- **What you should do**: Extract every line where the string "进而求得" appears.

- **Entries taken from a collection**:
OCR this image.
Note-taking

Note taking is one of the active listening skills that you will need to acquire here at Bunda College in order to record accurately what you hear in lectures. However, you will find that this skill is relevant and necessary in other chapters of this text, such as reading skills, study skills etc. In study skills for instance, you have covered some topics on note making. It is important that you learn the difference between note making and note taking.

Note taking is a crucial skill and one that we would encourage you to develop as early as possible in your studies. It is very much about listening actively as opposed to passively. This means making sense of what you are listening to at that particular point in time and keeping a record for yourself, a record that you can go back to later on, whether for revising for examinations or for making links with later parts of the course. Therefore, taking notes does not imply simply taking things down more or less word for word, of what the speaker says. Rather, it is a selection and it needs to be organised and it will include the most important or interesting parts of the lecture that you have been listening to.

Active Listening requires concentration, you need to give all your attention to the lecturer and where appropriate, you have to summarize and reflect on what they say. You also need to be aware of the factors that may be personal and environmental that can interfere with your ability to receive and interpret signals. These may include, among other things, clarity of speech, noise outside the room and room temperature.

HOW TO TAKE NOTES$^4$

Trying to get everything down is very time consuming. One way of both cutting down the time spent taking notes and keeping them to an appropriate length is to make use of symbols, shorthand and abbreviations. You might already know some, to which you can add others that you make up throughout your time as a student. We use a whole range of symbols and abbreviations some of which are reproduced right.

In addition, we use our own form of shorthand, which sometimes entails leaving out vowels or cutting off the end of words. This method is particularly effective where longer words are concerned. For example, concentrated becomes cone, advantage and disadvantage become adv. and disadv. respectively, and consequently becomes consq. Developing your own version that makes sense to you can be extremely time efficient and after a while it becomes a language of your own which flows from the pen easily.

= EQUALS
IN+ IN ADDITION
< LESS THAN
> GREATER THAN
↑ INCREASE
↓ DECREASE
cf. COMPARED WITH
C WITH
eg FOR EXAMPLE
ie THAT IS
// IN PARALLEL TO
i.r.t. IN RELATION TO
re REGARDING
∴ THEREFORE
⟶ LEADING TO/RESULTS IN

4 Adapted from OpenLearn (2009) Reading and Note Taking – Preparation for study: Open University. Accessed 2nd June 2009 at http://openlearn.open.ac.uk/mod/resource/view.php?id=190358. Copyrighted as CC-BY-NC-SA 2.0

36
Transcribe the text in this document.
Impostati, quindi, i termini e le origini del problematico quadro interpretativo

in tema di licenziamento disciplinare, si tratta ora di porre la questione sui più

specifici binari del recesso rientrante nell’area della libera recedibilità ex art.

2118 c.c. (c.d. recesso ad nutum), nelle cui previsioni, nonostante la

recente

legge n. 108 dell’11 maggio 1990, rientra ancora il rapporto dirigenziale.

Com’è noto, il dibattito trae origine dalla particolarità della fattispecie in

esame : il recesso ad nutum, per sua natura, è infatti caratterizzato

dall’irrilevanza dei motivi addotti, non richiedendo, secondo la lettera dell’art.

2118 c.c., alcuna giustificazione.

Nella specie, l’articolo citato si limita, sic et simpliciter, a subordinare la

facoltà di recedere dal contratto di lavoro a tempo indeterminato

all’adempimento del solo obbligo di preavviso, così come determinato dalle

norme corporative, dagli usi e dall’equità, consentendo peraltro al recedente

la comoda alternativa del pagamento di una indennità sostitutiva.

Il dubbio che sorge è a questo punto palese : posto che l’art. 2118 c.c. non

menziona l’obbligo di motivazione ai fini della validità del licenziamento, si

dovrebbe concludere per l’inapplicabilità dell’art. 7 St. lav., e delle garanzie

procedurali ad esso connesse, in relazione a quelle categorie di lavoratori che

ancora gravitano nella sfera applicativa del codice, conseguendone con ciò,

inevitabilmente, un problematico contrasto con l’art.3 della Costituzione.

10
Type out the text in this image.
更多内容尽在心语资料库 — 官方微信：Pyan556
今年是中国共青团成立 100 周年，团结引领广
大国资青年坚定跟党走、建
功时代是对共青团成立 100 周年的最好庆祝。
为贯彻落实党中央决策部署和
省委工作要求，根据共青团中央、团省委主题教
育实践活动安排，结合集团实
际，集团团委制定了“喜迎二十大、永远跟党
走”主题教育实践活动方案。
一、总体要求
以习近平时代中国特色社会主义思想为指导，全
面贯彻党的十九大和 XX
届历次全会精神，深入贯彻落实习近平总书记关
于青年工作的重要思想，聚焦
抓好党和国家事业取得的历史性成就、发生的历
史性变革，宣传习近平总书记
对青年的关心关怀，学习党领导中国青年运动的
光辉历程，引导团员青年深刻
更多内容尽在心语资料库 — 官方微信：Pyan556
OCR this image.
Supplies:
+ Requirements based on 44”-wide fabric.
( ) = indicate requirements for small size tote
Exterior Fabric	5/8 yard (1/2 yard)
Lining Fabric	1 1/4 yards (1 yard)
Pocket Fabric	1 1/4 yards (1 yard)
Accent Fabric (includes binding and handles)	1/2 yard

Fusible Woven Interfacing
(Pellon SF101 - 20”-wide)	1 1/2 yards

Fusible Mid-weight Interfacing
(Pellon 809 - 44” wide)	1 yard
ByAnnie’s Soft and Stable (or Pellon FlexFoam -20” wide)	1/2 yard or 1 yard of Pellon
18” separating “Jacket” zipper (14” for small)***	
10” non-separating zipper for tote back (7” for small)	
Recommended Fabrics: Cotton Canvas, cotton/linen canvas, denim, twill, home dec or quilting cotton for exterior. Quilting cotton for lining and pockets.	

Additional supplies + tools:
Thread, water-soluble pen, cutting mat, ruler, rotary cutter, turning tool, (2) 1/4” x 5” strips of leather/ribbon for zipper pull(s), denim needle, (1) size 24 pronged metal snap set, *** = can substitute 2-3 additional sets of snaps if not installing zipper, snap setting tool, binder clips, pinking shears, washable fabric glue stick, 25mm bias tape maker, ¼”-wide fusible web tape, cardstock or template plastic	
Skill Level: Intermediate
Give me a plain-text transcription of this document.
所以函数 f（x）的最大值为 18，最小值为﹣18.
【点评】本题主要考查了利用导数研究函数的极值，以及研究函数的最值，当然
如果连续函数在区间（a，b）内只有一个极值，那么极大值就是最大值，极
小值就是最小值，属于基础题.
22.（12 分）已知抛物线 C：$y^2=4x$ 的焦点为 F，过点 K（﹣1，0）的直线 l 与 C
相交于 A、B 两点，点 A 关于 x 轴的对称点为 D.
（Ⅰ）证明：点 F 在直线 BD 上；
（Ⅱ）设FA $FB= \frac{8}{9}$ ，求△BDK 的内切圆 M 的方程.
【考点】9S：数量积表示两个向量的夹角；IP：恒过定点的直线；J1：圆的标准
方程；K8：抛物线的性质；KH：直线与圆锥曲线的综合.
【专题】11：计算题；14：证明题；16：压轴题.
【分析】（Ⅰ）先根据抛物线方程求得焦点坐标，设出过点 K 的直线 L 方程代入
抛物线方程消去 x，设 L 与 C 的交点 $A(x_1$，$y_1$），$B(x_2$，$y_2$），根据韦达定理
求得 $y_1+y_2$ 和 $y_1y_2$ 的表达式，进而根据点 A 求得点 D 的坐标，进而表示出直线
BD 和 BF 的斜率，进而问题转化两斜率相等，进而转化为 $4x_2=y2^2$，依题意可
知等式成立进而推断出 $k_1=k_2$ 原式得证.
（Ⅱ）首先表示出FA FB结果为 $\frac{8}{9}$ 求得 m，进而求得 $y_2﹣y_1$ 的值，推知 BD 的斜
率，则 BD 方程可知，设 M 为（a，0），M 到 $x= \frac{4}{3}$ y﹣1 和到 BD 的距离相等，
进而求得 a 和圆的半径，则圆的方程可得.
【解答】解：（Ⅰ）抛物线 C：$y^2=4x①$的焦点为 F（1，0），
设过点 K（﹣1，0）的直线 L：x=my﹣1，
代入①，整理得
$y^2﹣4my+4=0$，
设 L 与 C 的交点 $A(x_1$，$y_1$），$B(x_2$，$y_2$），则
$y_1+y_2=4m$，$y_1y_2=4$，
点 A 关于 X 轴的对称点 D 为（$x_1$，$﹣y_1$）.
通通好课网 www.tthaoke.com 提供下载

- **Result for this exercise**:
（Ⅱ）首先表示出FA FB结果为 $\frac{8}{9}$ 求得 m，进而求得 $y_2﹣y_1$ 的值，推知 BD 的斜
进而求得 a 和圆的半径，则圆的方程可得.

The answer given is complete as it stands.